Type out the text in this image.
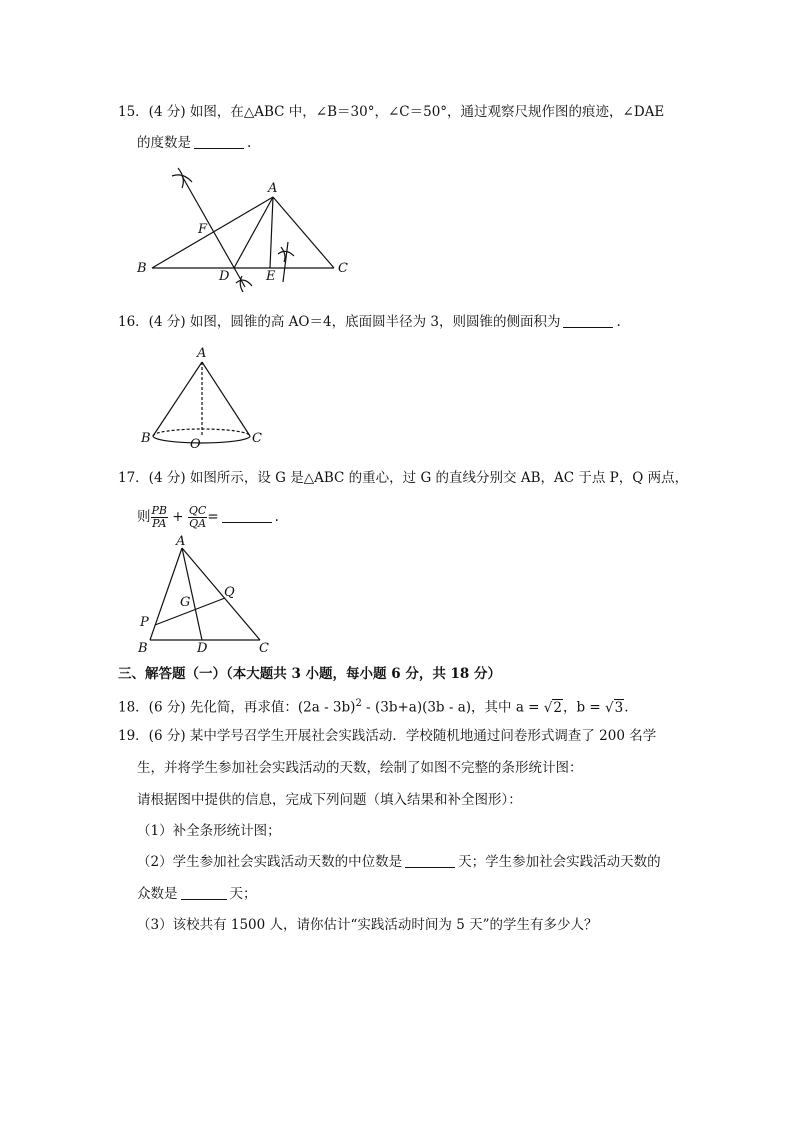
15．(4 分) 如图，在△ABC 中，∠B＝30°，∠C＝50°，通过观察尺规作图的痕迹，∠DAE
的度数是	.
A
B	C
D	E
F
16．(4 分) 如图，圆锥的高 AO＝4，底面圆半径为 3，则圆锥的侧面积为	.
A
B	C
O
17．(4 分) 如图所示，设 G 是△ABC 的重心，过 G 的直线分别交 AB，AC 于点 P，Q 两点，
则 $\frac{PB}{PA} + \frac{QC}{QA}$ =	.
A
B	C
D
G
P
Q
三、解答题（一）（本大题共 3 小题，每小题 6 分，共 18 分）
18．(6 分) 先化简，再求值：(2a - 3b)$^2$ - (3b+a)(3b - a)，其中 a = √2，b = √3.
19．(6 分) 某中学号召学生开展社会实践活动．学校随机地通过问卷形式调查了 200 名学
生，并将学生参加社会实践活动的天数，绘制了如图不完整的条形统计图：
请根据图中提供的信息，完成下列问题（填入结果和补全图形）：
（1）补全条形统计图；
（2）学生参加社会实践活动天数的中位数是	天；学生参加社会实践活动天数的
众数是	天；
（3）该校共有 1500 人，请你估计“实践活动时间为 5 天”的学生有多少人？
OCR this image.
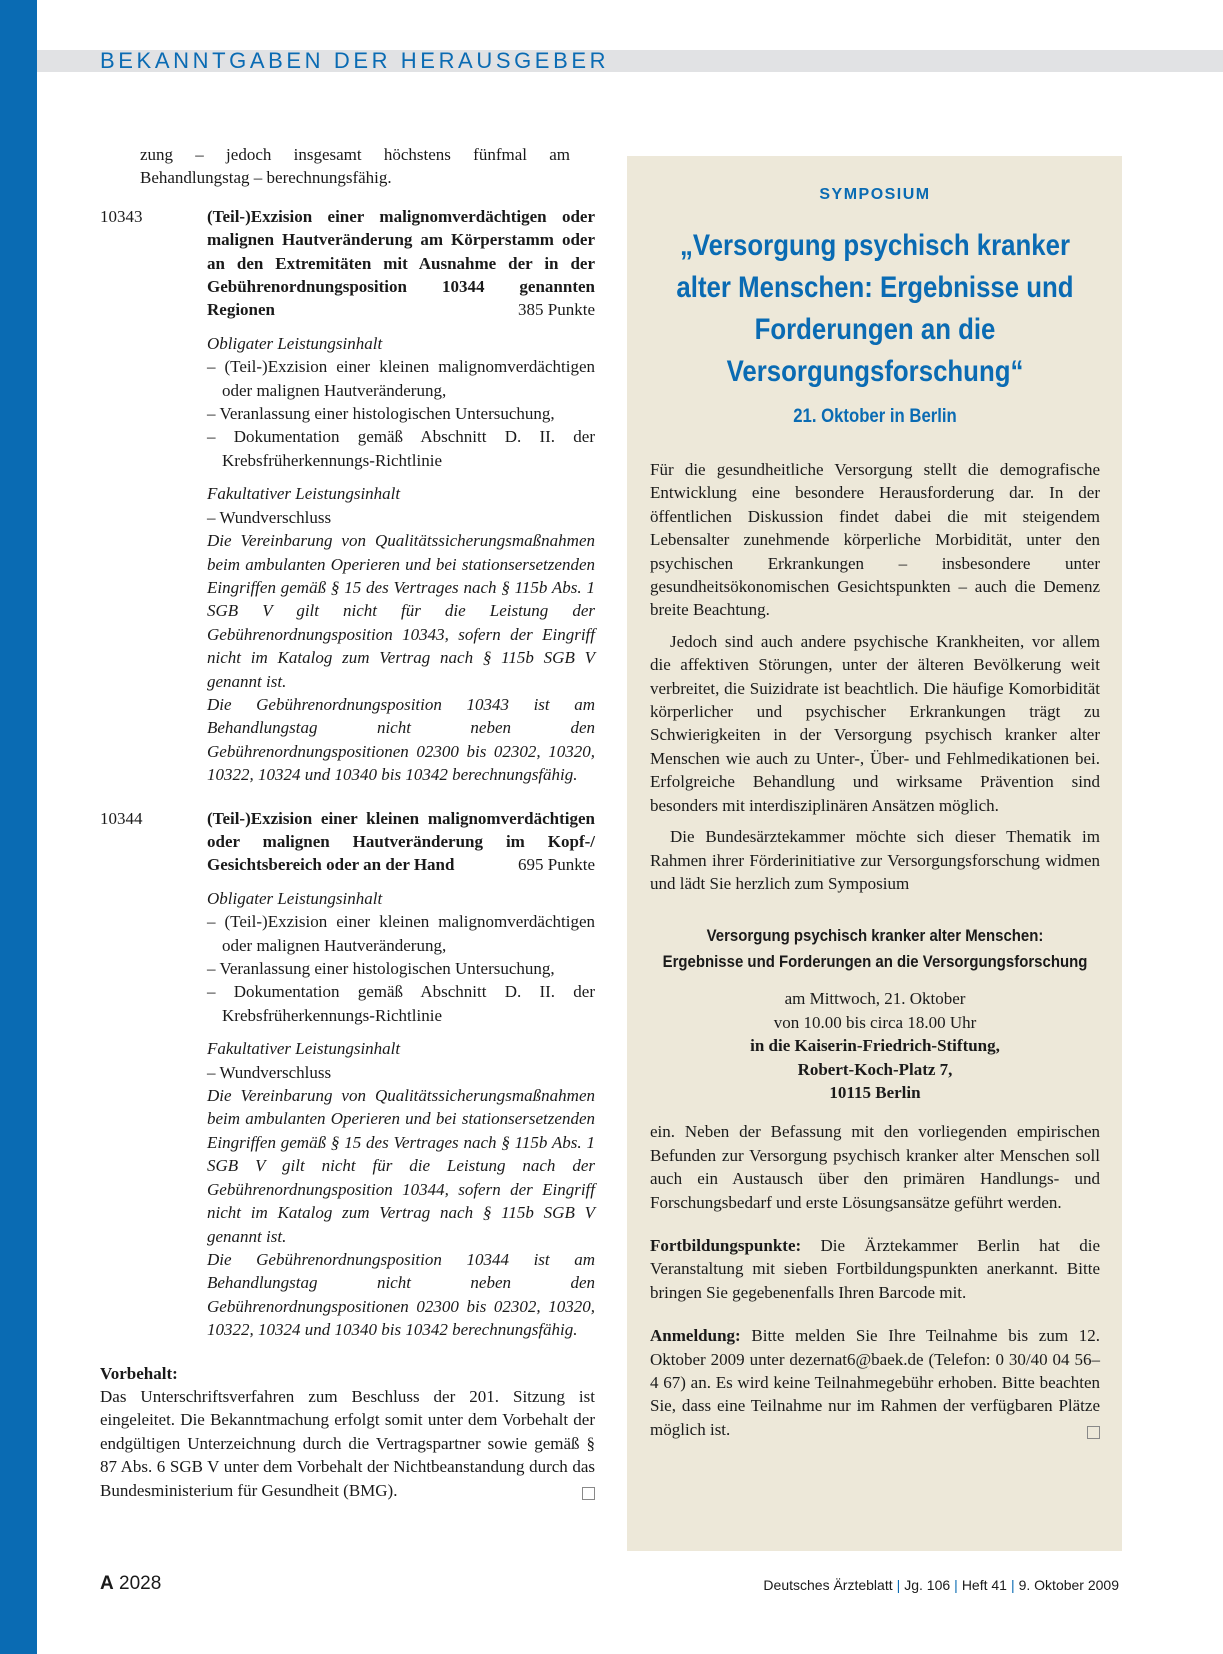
BEKANNTGABEN DER HERAUSGEBER

zung – jedoch insgesamt höchstens fünfmal am Behandlungstag – berechnungsfähig.

10343	(Teil-)Exzision einer malignomverdächtigen oder malignen Hautveränderung am Körperstamm oder an den Extremitäten mit Ausnahme der in der Gebührenordnungsposition 10344 genannten Regionen	385 Punkte
Obligater Leistungsinhalt
– (Teil-)Exzision einer kleinen malignomverdächtigen oder malignen Hautveränderung,
– Veranlassung einer histologischen Untersuchung,
– Dokumentation gemäß Abschnitt D. II. der Krebsfrüherkennungs-Richtlinie
Fakultativer Leistungsinhalt
– Wundverschluss
Die Vereinbarung von Qualitätssicherungsmaßnahmen beim ambulanten Operieren und bei stationsersetzenden Eingriffen gemäß § 15 des Vertrages nach § 115b Abs. 1 SGB V gilt nicht für die Leistung der Gebührenordnungsposition 10343, sofern der Eingriff nicht im Katalog zum Vertrag nach § 115b SGB V genannt ist.
Die Gebührenordnungsposition 10343 ist am Behandlungstag nicht neben den Gebührenordnungspositionen 02300 bis 02302, 10320, 10322, 10324 und 10340 bis 10342 berechnungsfähig.
10344	(Teil-)Exzision einer kleinen malignomverdächtigen oder malignen Hautveränderung im Kopf-/ Gesichtsbereich oder an der Hand	695 Punkte
Obligater Leistungsinhalt
– (Teil-)Exzision einer kleinen malignomverdächtigen oder malignen Hautveränderung,
– Veranlassung einer histologischen Untersuchung,
– Dokumentation gemäß Abschnitt D. II. der Krebsfrüherkennungs-Richtlinie
Fakultativer Leistungsinhalt
– Wundverschluss
Die Vereinbarung von Qualitätssicherungsmaßnahmen beim ambulanten Operieren und bei stationsersetzenden Eingriffen gemäß § 15 des Vertrages nach § 115b Abs. 1 SGB V gilt nicht für die Leistung nach der Gebührenordnungsposition 10344, sofern der Eingriff nicht im Katalog zum Vertrag nach § 115b SGB V genannt ist.
Die Gebührenordnungsposition 10344 ist am Behandlungstag nicht neben den Gebührenordnungspositionen 02300 bis 02302, 10320, 10322, 10324 und 10340 bis 10342 berechnungsfähig.
Vorbehalt:
Das Unterschriftsverfahren zum Beschluss der 201. Sitzung ist eingeleitet. Die Bekanntmachung erfolgt somit unter dem Vorbehalt der endgültigen Unterzeichnung durch die Vertragspartner sowie gemäß § 87 Abs. 6 SGB V unter dem Vorbehalt der Nichtbeanstandung durch das Bundesministerium für Gesundheit (BMG).
SYMPOSIUM
„Versorgung psychisch kranker alter Menschen: Ergebnisse und Forderungen an die Versorgungsforschung“
21. Oktober in Berlin

Für die gesundheitliche Versorgung stellt die demografische Entwicklung eine besondere Herausforderung dar. In der öffentlichen Diskussion findet dabei die mit steigendem Lebensalter zunehmende körperliche Morbidität, unter den psychischen Erkrankungen – insbesondere unter gesundheitsökonomischen Gesichtspunkten – auch die Demenz breite Beachtung.

Jedoch sind auch andere psychische Krankheiten, vor allem die affektiven Störungen, unter der älteren Bevölkerung weit verbreitet, die Suizidrate ist beachtlich. Die häufige Komorbidität körperlicher und psychischer Erkrankungen trägt zu Schwierigkeiten in der Versorgung psychisch kranker alter Menschen wie auch zu Unter-, Über- und Fehlmedikationen bei. Erfolgreiche Behandlung und wirksame Prävention sind besonders mit interdisziplinären Ansätzen möglich.

Die Bundesärztekammer möchte sich dieser Thematik im Rahmen ihrer Förderinitiative zur Versorgungsforschung widmen und lädt Sie herzlich zum Symposium

Versorgung psychisch kranker alter Menschen:
Ergebnisse und Forderungen an die Versorgungsforschung
am Mittwoch, 21. Oktober
von 10.00 bis circa 18.00 Uhr
in die Kaiserin-Friedrich-Stiftung,
Robert-Koch-Platz 7,
10115 Berlin

ein. Neben der Befassung mit den vorliegenden empirischen Befunden zur Versorgung psychisch kranker alter Menschen soll auch ein Austausch über den primären Handlungs- und Forschungsbedarf und erste Lösungsansätze geführt werden.

Fortbildungspunkte: Die Ärztekammer Berlin hat die Veranstaltung mit sieben Fortbildungspunkten anerkannt. Bitte bringen Sie gegebenenfalls Ihren Barcode mit.

Anmeldung: Bitte melden Sie Ihre Teilnahme bis zum 12. Oktober 2009 unter dezernat6@baek.de (Telefon: 0 30/40 04 56–4 67) an. Es wird keine Teilnahmegebühr erhoben. Bitte beachten Sie, dass eine Teilnahme nur im Rahmen der verfügbaren Plätze möglich ist.

A 2028	Deutsches Ärzteblatt | Jg. 106 | Heft 41 | 9. Oktober 2009
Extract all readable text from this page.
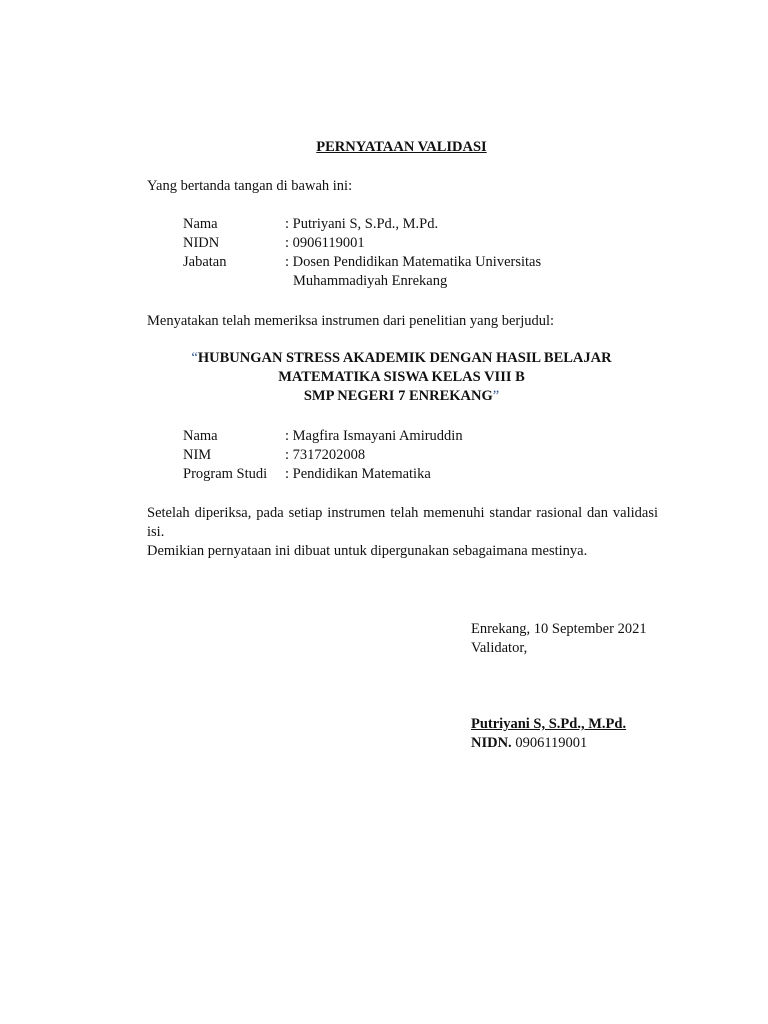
PERNYATAAN VALIDASI
Yang bertanda tangan di bawah ini:
Nama	: Putriyani S, S.Pd., M.Pd.
NIDN	: 0906119001
Jabatan	: Dosen Pendidikan Matematika Universitas
Muhammadiyah Enrekang
Menyatakan telah memeriksa instrumen dari penelitian yang berjudul:
“HUBUNGAN STRESS AKADEMIK DENGAN HASIL BELAJAR
MATEMATIKA SISWA KELAS VIII B
SMP NEGERI 7 ENREKANG”
Nama	: Magfira Ismayani Amiruddin
NIM	: 7317202008
Program Studi : Pendidikan Matematika
Setelah diperiksa, pada setiap instrumen telah memenuhi standar rasional dan validasi isi.
Demikian pernyataan ini dibuat untuk dipergunakan sebagaimana mestinya.
Enrekang, 10 September 2021
Validator,
Putriyani S, S.Pd., M.Pd.
NIDN. 0906119001
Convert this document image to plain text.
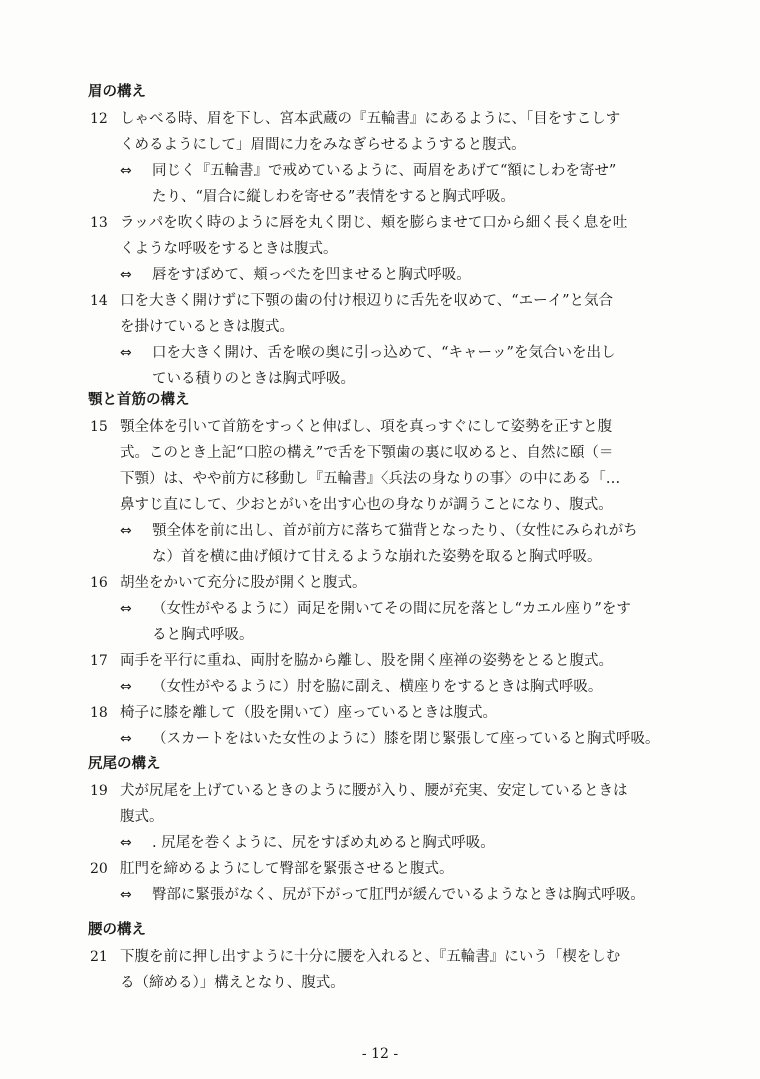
眉の構え
12 しゃべる時、眉を下し、宮本武蔵の『五輪書』にあるように、「目をすこしす
くめるようにして」眉間に力をみなぎらせるようすると腹式。
⇔	同じく『五輪書』で戒めているように、両眉をあげて“額にしわを寄せ”
たり、“眉合に縦しわを寄せる”表情をすると胸式呼吸。
13 ラッパを吹く時のように唇を丸く閉じ、頬を膨らませて口から細く長く息を吐
くような呼吸をするときは腹式。
⇔	唇をすぼめて、頬っぺたを凹ませると胸式呼吸。
14 口を大きく開けずに下顎の歯の付け根辺りに舌先を収めて、“エーイ”と気合
を掛けているときは腹式。
⇔	口を大きく開け、舌を喉の奥に引っ込めて、“キャーッ”を気合いを出し
ている積りのときは胸式呼吸。
顎と首筋の構え
15 顎全体を引いて首筋をすっくと伸ばし、項を真っすぐにして姿勢を正すと腹
式。このとき上記“口腔の構え”で舌を下顎歯の裏に収めると、自然に頤（＝
下顎）は、やや前方に移動し『五輪書』〈兵法の身なりの事〉の中にある「…
鼻すじ直にして、少おとがいを出す心也の身なりが調うことになり、腹式。
⇔	顎全体を前に出し、首が前方に落ちて猫背となったり、（女性にみられがち
な）首を横に曲げ傾けて甘えるような崩れた姿勢を取ると胸式呼吸。
16 胡坐をかいて充分に股が開くと腹式。
⇔	（女性がやるように）両足を開いてその間に尻を落とし“カエル座り”をす
ると胸式呼吸。
17 両手を平行に重ね、両肘を脇から離し、股を開く座禅の姿勢をとると腹式。
⇔	（女性がやるように）肘を脇に副え、横座りをするときは胸式呼吸。
18 椅子に膝を離して（股を開いて）座っているときは腹式。
⇔	（スカートをはいた女性のように）膝を閉じ緊張して座っていると胸式呼吸。
尻尾の構え
19 犬が尻尾を上げているときのように腰が入り、腰が充実、安定しているときは
腹式。
⇔	. 尻尾を巻くように、尻をすぼめ丸めると胸式呼吸。
20 肛門を締めるようにして臀部を緊張させると腹式。
⇔	臀部に緊張がなく、尻が下がって肛門が緩んでいるようなときは胸式呼吸。
腰の構え
21 下腹を前に押し出すように十分に腰を入れると、『五輪書』にいう「楔をしむ
る（締める）」構えとなり、腹式。
- 12 -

--------------------

Excluding pictures, copy exactly the lines from the line containing "Extract all readable text from this page." through the last line of the data, inclusive.

▶ [Exercise result]:
Extract all readable text from this page.
PERNYATAAN VALIDASI
Yang bertanda tangan di bawah ini:
Nama	: Putriyani S, S.Pd., M.Pd.
NIDN	: 0906119001
Jabatan	: Dosen Pendidikan Matematika Universitas
Muhammadiyah Enrekang
Menyatakan telah memeriksa instrumen dari penelitian yang berjudul:
“HUBUNGAN STRESS AKADEMIK DENGAN HASIL BELAJAR
MATEMATIKA SISWA KELAS VIII B
SMP NEGERI 7 ENREKANG”
Nama	: Magfira Ismayani Amiruddin
NIM	: 7317202008
Program Studi : Pendidikan Matematika
Setelah diperiksa, pada setiap instrumen telah memenuhi standar rasional dan validasi isi.
Demikian pernyataan ini dibuat untuk dipergunakan sebagaimana mestinya.
Enrekang, 10 September 2021
Validator,
Putriyani S, S.Pd., M.Pd.
NIDN. 0906119001
Convert this document image to plain text.
眉の構え
12 しゃべる時、眉を下し、宮本武蔵の『五輪書』にあるように、「目をすこしす
くめるようにして」眉間に力をみなぎらせるようすると腹式。
⇔	同じく『五輪書』で戒めているように、両眉をあげて“額にしわを寄せ”
たり、“眉合に縦しわを寄せる”表情をすると胸式呼吸。
13 ラッパを吹く時のように唇を丸く閉じ、頬を膨らませて口から細く長く息を吐
くような呼吸をするときは腹式。
⇔	唇をすぼめて、頬っぺたを凹ませると胸式呼吸。
14 口を大きく開けずに下顎の歯の付け根辺りに舌先を収めて、“エーイ”と気合
を掛けているときは腹式。
⇔	口を大きく開け、舌を喉の奥に引っ込めて、“キャーッ”を気合いを出し
ている積りのときは胸式呼吸。
顎と首筋の構え
15 顎全体を引いて首筋をすっくと伸ばし、項を真っすぐにして姿勢を正すと腹
式。このとき上記“口腔の構え”で舌を下顎歯の裏に収めると、自然に頤（＝
下顎）は、やや前方に移動し『五輪書』〈兵法の身なりの事〉の中にある「…
鼻すじ直にして、少おとがいを出す心也の身なりが調うことになり、腹式。
⇔	顎全体を前に出し、首が前方に落ちて猫背となったり、（女性にみられがち
な）首を横に曲げ傾けて甘えるような崩れた姿勢を取ると胸式呼吸。
16 胡坐をかいて充分に股が開くと腹式。
⇔	（女性がやるように）両足を開いてその間に尻を落とし“カエル座り”をす
ると胸式呼吸。
17 両手を平行に重ね、両肘を脇から離し、股を開く座禅の姿勢をとると腹式。
⇔	（女性がやるように）肘を脇に副え、横座りをするときは胸式呼吸。
18 椅子に膝を離して（股を開いて）座っているときは腹式。
⇔	（スカートをはいた女性のように）膝を閉じ緊張して座っていると胸式呼吸。
尻尾の構え
19 犬が尻尾を上げているときのように腰が入り、腰が充実、安定しているときは
腹式。
⇔	. 尻尾を巻くように、尻をすぼめ丸めると胸式呼吸。
20 肛門を締めるようにして臀部を緊張させると腹式。
⇔	臀部に緊張がなく、尻が下がって肛門が緩んでいるようなときは胸式呼吸。
腰の構え
21 下腹を前に押し出すように十分に腰を入れると、『五輪書』にいう「楔をしむ
る（締める）」構えとなり、腹式。
- 12 -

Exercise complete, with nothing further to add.